#### AIM OF THE EXERCISE
Write the material out again in full, word for word. Do not include the pictures.

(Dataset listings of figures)
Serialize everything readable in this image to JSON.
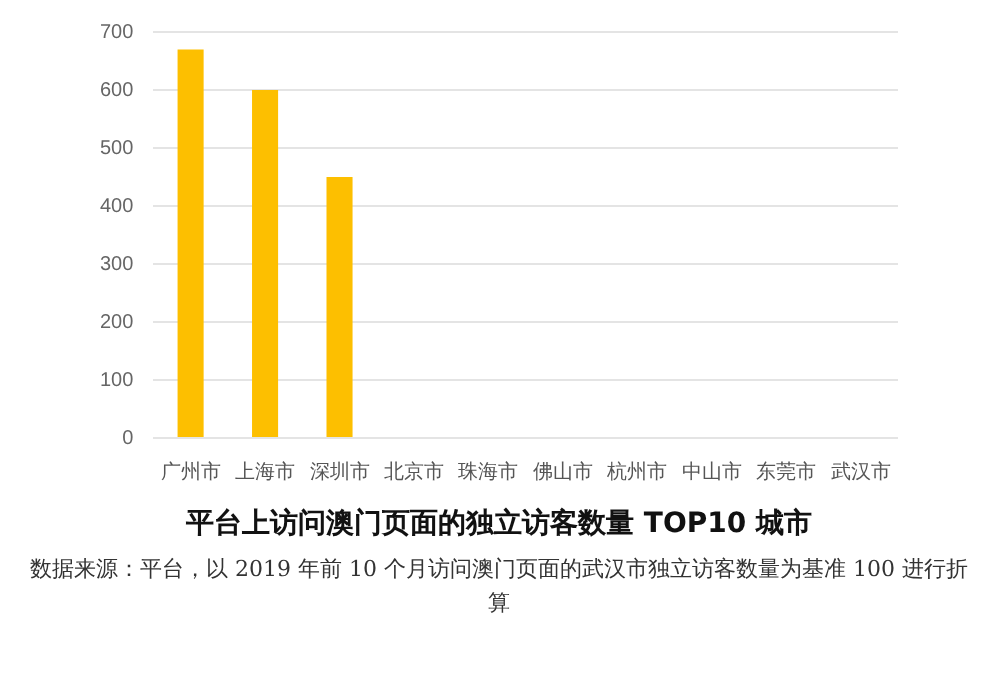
{
  "chart_data": {
    "type": "bar",
    "title": "平台上访问澳门页面的独立访客数量 TOP10 城市",
    "categories": [
      "广州市",
      "上海市",
      "深圳市",
      "北京市",
      "珠海市",
      "佛山市",
      "杭州市",
      "中山市",
      "东莞市",
      "武汉市"
    ],
    "values": [
      670,
      600,
      450,
      null,
      null,
      null,
      null,
      null,
      null,
      null
    ],
    "color": "#fdbf00",
    "ylim": [
      0,
      700
    ],
    "yticks": [
      0,
      100,
      200,
      300,
      400,
      500,
      600,
      700
    ],
    "grid": "y",
    "annotations": [
      "数据来源：平台，以 2019 年前 10 个月访问澳门页面的武汉市独立访客数量为基准 100 进行折算"
    ]
  }
}
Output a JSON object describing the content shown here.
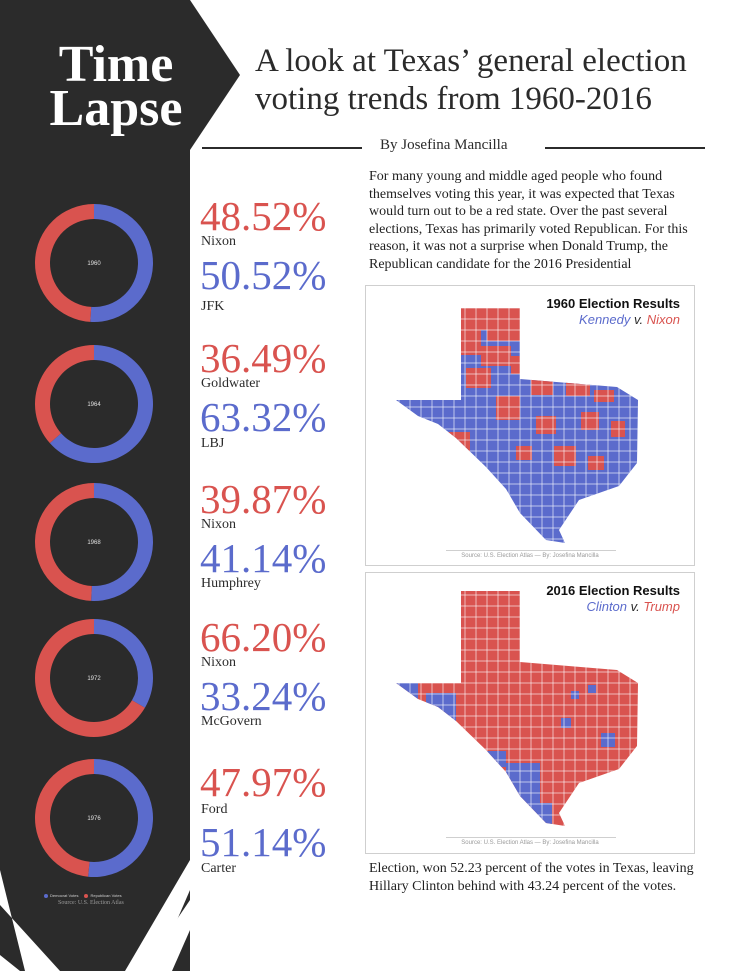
{
  "sidebar": {
    "title_line1": "Time",
    "title_line2": "Lapse",
    "legend": {
      "dem_label": "Democrat Votes",
      "rep_label": "Republican Votes"
    },
    "source": "Source: U.S. Election Atlas"
  },
  "headline": {
    "line1": "A look at Texas’ general election",
    "line2": "voting trends from 1960-2016"
  },
  "byline": "By Josefina Mancilla",
  "colors": {
    "dem": "#5b6bcc",
    "rep": "#d9534f",
    "dark": "#2b2b2b"
  },
  "chart_data": [
    {
      "type": "pie",
      "center_label": "1960",
      "slices": [
        {
          "name": "Democrat Votes",
          "candidate": "JFK",
          "value": 50.52,
          "label": "50.52%"
        },
        {
          "name": "Republican Votes",
          "candidate": "Nixon",
          "value": 48.52,
          "label": "48.52%"
        }
      ]
    },
    {
      "type": "pie",
      "center_label": "1964",
      "slices": [
        {
          "name": "Democrat Votes",
          "candidate": "LBJ",
          "value": 63.32,
          "label": "63.32%"
        },
        {
          "name": "Republican Votes",
          "candidate": "Goldwater",
          "value": 36.49,
          "label": "36.49%"
        }
      ]
    },
    {
      "type": "pie",
      "center_label": "1968",
      "slices": [
        {
          "name": "Democrat Votes",
          "candidate": "Humphrey",
          "value": 41.14,
          "label": "41.14%"
        },
        {
          "name": "Republican Votes",
          "candidate": "Nixon",
          "value": 39.87,
          "label": "39.87%"
        }
      ]
    },
    {
      "type": "pie",
      "center_label": "1972",
      "slices": [
        {
          "name": "Democrat Votes",
          "candidate": "McGovern",
          "value": 33.24,
          "label": "33.24%"
        },
        {
          "name": "Republican Votes",
          "candidate": "Nixon",
          "value": 66.2,
          "label": "66.20%"
        }
      ]
    },
    {
      "type": "pie",
      "center_label": "1976",
      "slices": [
        {
          "name": "Democrat Votes",
          "candidate": "Carter",
          "value": 51.14,
          "label": "51.14%"
        },
        {
          "name": "Republican Votes",
          "candidate": "Ford",
          "value": 47.97,
          "label": "47.97%"
        }
      ]
    }
  ],
  "article": {
    "para1": "For many young and middle aged people who found themselves voting this year, it was expected that Texas would turn out to be a red state. Over the past several elections, Texas has primarily voted Republican. For this reason, it was not a surprise when Donald Trump, the Republican candidate for the 2016 Presidential",
    "para2": "Election, won 52.23 percent of the votes in Texas, leaving Hillary Clinton behind with 43.24 percent of the votes."
  },
  "maps": [
    {
      "title": "1960 Election Results",
      "dem": "Kennedy",
      "sep": " v. ",
      "rep": "Nixon",
      "source": "Source: U.S. Election Atlas — By: Josefina Mancilla"
    },
    {
      "title": "2016 Election Results",
      "dem": "Clinton",
      "sep": " v. ",
      "rep": "Trump",
      "source": "Source: U.S. Election Atlas — By: Josefina Mancilla"
    }
  ]
}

#### OUTPUT
Serialize everything readable in this image to JSON.
{
  "chart_data": {
    "type": "bar",
    "title": "平台上访问澳门页面的独立访客数量 TOP10 城市",
    "categories": [
      "广州市",
      "上海市",
      "深圳市",
      "北京市",
      "珠海市",
      "佛山市",
      "杭州市",
      "中山市",
      "东莞市",
      "武汉市"
    ],
    "values": [
      670,
      600,
      450,
      null,
      null,
      null,
      null,
      null,
      null,
      null
    ],
    "color": "#fdbf00",
    "ylim": [
      0,
      700
    ],
    "yticks": [
      0,
      100,
      200,
      300,
      400,
      500,
      600,
      700
    ],
    "grid": "y",
    "annotations": [
      "数据来源：平台，以 2019 年前 10 个月访问澳门页面的武汉市独立访客数量为基准 100 进行折算"
    ]
  }
}
Output a JSON object describing the content shown here.
{
  "sidebar": {
    "title_line1": "Time",
    "title_line2": "Lapse",
    "legend": {
      "dem_label": "Democrat Votes",
      "rep_label": "Republican Votes"
    },
    "source": "Source: U.S. Election Atlas"
  },
  "headline": {
    "line1": "A look at Texas’ general election",
    "line2": "voting trends from 1960-2016"
  },
  "byline": "By Josefina Mancilla",
  "colors": {
    "dem": "#5b6bcc",
    "rep": "#d9534f",
    "dark": "#2b2b2b"
  },
  "chart_data": [
    {
      "type": "pie",
      "center_label": "1960",
      "slices": [
        {
          "name": "Democrat Votes",
          "candidate": "JFK",
          "value": 50.52,
          "label": "50.52%"
        },
        {
          "name": "Republican Votes",
          "candidate": "Nixon",
          "value": 48.52,
          "label": "48.52%"
        }
      ]
    },
    {
      "type": "pie",
      "center_label": "1964",
      "slices": [
        {
          "name": "Democrat Votes",
          "candidate": "LBJ",
          "value": 63.32,
          "label": "63.32%"
        },
        {
          "name": "Republican Votes",
          "candidate": "Goldwater",
          "value": 36.49,
          "label": "36.49%"
        }
      ]
    },
    {
      "type": "pie",
      "center_label": "1968",
      "slices": [
        {
          "name": "Democrat Votes",
          "candidate": "Humphrey",
          "value": 41.14,
          "label": "41.14%"
        },
        {
          "name": "Republican Votes",
          "candidate": "Nixon",
          "value": 39.87,
          "label": "39.87%"
        }
      ]
    },
    {
      "type": "pie",
      "center_label": "1972",
      "slices": [
        {
          "name": "Democrat Votes",
          "candidate": "McGovern",
          "value": 33.24,
          "label": "33.24%"
        },
        {
          "name": "Republican Votes",
          "candidate": "Nixon",
          "value": 66.2,
          "label": "66.20%"
        }
      ]
    },
    {
      "type": "pie",
      "center_label": "1976",
      "slices": [
        {
          "name": "Democrat Votes",
          "candidate": "Carter",
          "value": 51.14,
          "label": "51.14%"
        },
        {
          "name": "Republican Votes",
          "candidate": "Ford",
          "value": 47.97,
          "label": "47.97%"
        }
      ]
    }
  ],
  "article": {
    "para1": "For many young and middle aged people who found themselves voting this year, it was expected that Texas would turn out to be a red state. Over the past several elections, Texas has primarily voted Republican. For this reason, it was not a surprise when Donald Trump, the Republican candidate for the 2016 Presidential",
    "para2": "Election, won 52.23 percent of the votes in Texas, leaving Hillary Clinton behind with 43.24 percent of the votes."
  },
  "maps": [
    {
      "title": "1960 Election Results",
      "dem": "Kennedy",
      "sep": " v. ",
      "rep": "Nixon",
      "source": "Source: U.S. Election Atlas — By: Josefina Mancilla"
    },
    {
      "title": "2016 Election Results",
      "dem": "Clinton",
      "sep": " v. ",
      "rep": "Trump",
      "source": "Source: U.S. Election Atlas — By: Josefina Mancilla"
    }
  ]
}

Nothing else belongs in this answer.